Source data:
===

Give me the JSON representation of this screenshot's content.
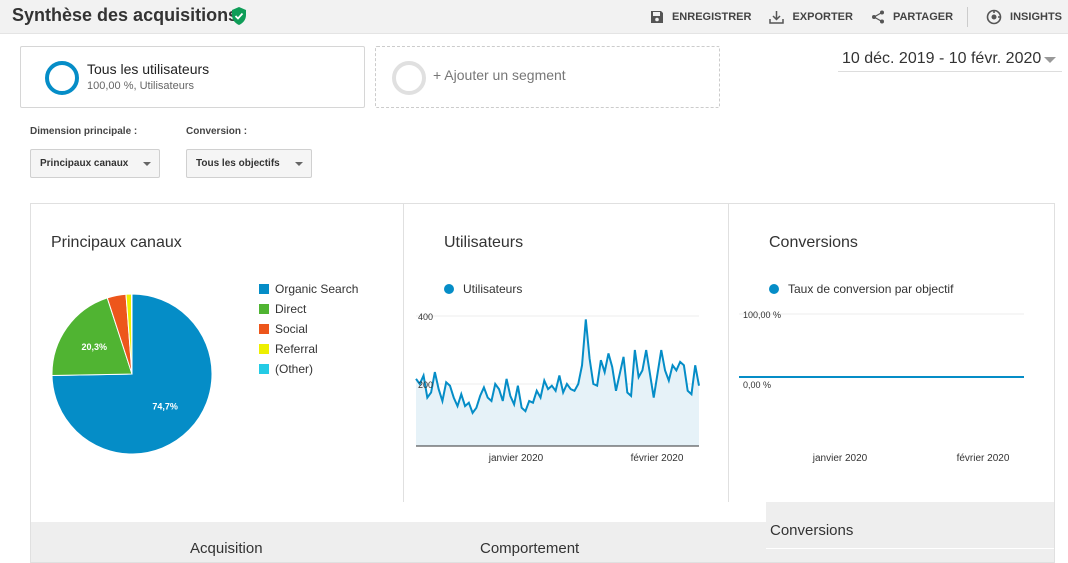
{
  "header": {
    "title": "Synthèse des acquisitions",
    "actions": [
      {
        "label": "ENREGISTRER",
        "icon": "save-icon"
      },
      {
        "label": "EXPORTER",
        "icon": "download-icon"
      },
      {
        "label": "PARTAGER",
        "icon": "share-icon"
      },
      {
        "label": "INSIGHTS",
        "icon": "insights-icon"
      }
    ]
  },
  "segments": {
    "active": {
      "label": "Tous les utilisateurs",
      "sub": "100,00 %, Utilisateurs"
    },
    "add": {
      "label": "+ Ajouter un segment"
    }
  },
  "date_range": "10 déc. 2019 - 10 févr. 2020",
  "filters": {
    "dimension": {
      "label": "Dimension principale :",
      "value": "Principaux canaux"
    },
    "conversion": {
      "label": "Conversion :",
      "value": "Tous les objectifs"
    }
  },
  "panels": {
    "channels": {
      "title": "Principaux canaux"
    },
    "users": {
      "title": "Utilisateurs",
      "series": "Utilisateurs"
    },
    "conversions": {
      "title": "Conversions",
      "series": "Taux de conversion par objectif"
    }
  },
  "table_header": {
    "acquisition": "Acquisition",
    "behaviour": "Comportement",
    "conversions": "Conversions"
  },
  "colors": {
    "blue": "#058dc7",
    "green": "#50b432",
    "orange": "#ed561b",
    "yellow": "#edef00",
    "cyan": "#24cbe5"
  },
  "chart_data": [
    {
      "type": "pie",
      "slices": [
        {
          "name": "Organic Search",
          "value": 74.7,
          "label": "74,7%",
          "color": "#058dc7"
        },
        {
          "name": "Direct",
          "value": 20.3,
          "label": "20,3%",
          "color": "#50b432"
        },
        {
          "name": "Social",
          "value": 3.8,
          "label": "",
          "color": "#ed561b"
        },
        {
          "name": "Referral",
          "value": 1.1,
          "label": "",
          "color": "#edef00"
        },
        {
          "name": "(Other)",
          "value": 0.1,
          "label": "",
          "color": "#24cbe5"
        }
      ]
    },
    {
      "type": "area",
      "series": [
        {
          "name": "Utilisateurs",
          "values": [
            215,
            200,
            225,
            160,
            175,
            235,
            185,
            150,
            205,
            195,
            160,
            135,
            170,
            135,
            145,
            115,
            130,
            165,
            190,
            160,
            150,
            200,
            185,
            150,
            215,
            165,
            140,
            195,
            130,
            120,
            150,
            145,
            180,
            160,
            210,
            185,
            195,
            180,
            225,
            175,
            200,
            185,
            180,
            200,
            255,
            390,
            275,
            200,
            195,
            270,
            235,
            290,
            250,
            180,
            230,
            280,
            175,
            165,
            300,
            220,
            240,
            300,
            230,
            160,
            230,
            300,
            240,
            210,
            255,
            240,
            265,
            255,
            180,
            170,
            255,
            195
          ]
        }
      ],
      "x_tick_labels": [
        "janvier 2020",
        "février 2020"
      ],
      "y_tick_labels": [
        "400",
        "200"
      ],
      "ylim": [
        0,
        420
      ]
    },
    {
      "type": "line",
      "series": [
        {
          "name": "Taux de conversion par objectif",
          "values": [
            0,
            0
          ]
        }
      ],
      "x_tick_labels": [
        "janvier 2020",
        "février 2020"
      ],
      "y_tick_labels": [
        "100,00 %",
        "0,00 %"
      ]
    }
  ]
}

===

• [Directions]: Images should not appear in the copy; retype the listing above exactly.

• [Response to the exercise]:
Give me the JSON representation of this screenshot's content.
{
  "header": {
    "title": "Synthèse des acquisitions",
    "actions": [
      {
        "label": "ENREGISTRER",
        "icon": "save-icon"
      },
      {
        "label": "EXPORTER",
        "icon": "download-icon"
      },
      {
        "label": "PARTAGER",
        "icon": "share-icon"
      },
      {
        "label": "INSIGHTS",
        "icon": "insights-icon"
      }
    ]
  },
  "segments": {
    "active": {
      "label": "Tous les utilisateurs",
      "sub": "100,00 %, Utilisateurs"
    },
    "add": {
      "label": "+ Ajouter un segment"
    }
  },
  "date_range": "10 déc. 2019 - 10 févr. 2020",
  "filters": {
    "dimension": {
      "label": "Dimension principale :",
      "value": "Principaux canaux"
    },
    "conversion": {
      "label": "Conversion :",
      "value": "Tous les objectifs"
    }
  },
  "panels": {
    "channels": {
      "title": "Principaux canaux"
    },
    "users": {
      "title": "Utilisateurs",
      "series": "Utilisateurs"
    },
    "conversions": {
      "title": "Conversions",
      "series": "Taux de conversion par objectif"
    }
  },
  "table_header": {
    "acquisition": "Acquisition",
    "behaviour": "Comportement",
    "conversions": "Conversions"
  },
  "colors": {
    "blue": "#058dc7",
    "green": "#50b432",
    "orange": "#ed561b",
    "yellow": "#edef00",
    "cyan": "#24cbe5"
  },
  "chart_data": [
    {
      "type": "pie",
      "slices": [
        {
          "name": "Organic Search",
          "value": 74.7,
          "label": "74,7%",
          "color": "#058dc7"
        },
        {
          "name": "Direct",
          "value": 20.3,
          "label": "20,3%",
          "color": "#50b432"
        },
        {
          "name": "Social",
          "value": 3.8,
          "label": "",
          "color": "#ed561b"
        },
        {
          "name": "Referral",
          "value": 1.1,
          "label": "",
          "color": "#edef00"
        },
        {
          "name": "(Other)",
          "value": 0.1,
          "label": "",
          "color": "#24cbe5"
        }
      ]
    },
    {
      "type": "area",
      "series": [
        {
          "name": "Utilisateurs",
          "values": [
            215,
            200,
            225,
            160,
            175,
            235,
            185,
            150,
            205,
            195,
            160,
            135,
            170,
            135,
            145,
            115,
            130,
            165,
            190,
            160,
            150,
            200,
            185,
            150,
            215,
            165,
            140,
            195,
            130,
            120,
            150,
            145,
            180,
            160,
            210,
            185,
            195,
            180,
            225,
            175,
            200,
            185,
            180,
            200,
            255,
            390,
            275,
            200,
            195,
            270,
            235,
            290,
            250,
            180,
            230,
            280,
            175,
            165,
            300,
            220,
            240,
            300,
            230,
            160,
            230,
            300,
            240,
            210,
            255,
            240,
            265,
            255,
            180,
            170,
            255,
            195
          ]
        }
      ],
      "x_tick_labels": [
        "janvier 2020",
        "février 2020"
      ],
      "y_tick_labels": [
        "400",
        "200"
      ],
      "ylim": [
        0,
        420
      ]
    },
    {
      "type": "line",
      "series": [
        {
          "name": "Taux de conversion par objectif",
          "values": [
            0,
            0
          ]
        }
      ],
      "x_tick_labels": [
        "janvier 2020",
        "février 2020"
      ],
      "y_tick_labels": [
        "100,00 %",
        "0,00 %"
      ]
    }
  ]
}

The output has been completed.